Task to complete: Reproduce all the entries exactly.

[Stored entries]
▼

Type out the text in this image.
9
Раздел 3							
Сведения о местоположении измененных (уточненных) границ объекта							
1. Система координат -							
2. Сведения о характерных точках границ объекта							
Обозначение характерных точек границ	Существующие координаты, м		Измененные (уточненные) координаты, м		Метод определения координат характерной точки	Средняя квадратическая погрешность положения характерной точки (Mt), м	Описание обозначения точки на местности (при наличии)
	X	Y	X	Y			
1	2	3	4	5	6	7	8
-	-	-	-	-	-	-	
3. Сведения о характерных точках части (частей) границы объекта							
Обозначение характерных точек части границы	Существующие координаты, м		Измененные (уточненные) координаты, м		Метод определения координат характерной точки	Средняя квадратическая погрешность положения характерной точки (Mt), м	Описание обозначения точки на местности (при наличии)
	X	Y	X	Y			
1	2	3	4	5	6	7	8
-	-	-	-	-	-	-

▲

Task solution:
Type out the text in this image.
9
Раздел 3							
Сведения о местоположении измененных (уточненных) границ объекта							
1. Система координат -							
2. Сведения о характерных точках границ объекта							
Обозначение характерных точек границ	Существующие координаты, м		Измененные (уточненные) координаты, м		Метод определения координат характерной точки	Средняя квадратическая погрешность положения характерной точки (Mt), м	Описание обозначения точки на местности (при наличии)
	X	Y	X	Y			
1	2	3	4	5	6	7	8
-	-	-	-	-	-	-	
3. Сведения о характерных точках части (частей) границы объекта							
Обозначение характерных точек части границы	Существующие координаты, м		Измененные (уточненные) координаты, м		Метод определения координат характерной точки	Средняя квадратическая погрешность положения характерной точки (Mt), м	Описание обозначения точки на местности (при наличии)
	X	Y	X	Y			
1	2	3	4	5	6	7	8
-	-	-	-	-	-	-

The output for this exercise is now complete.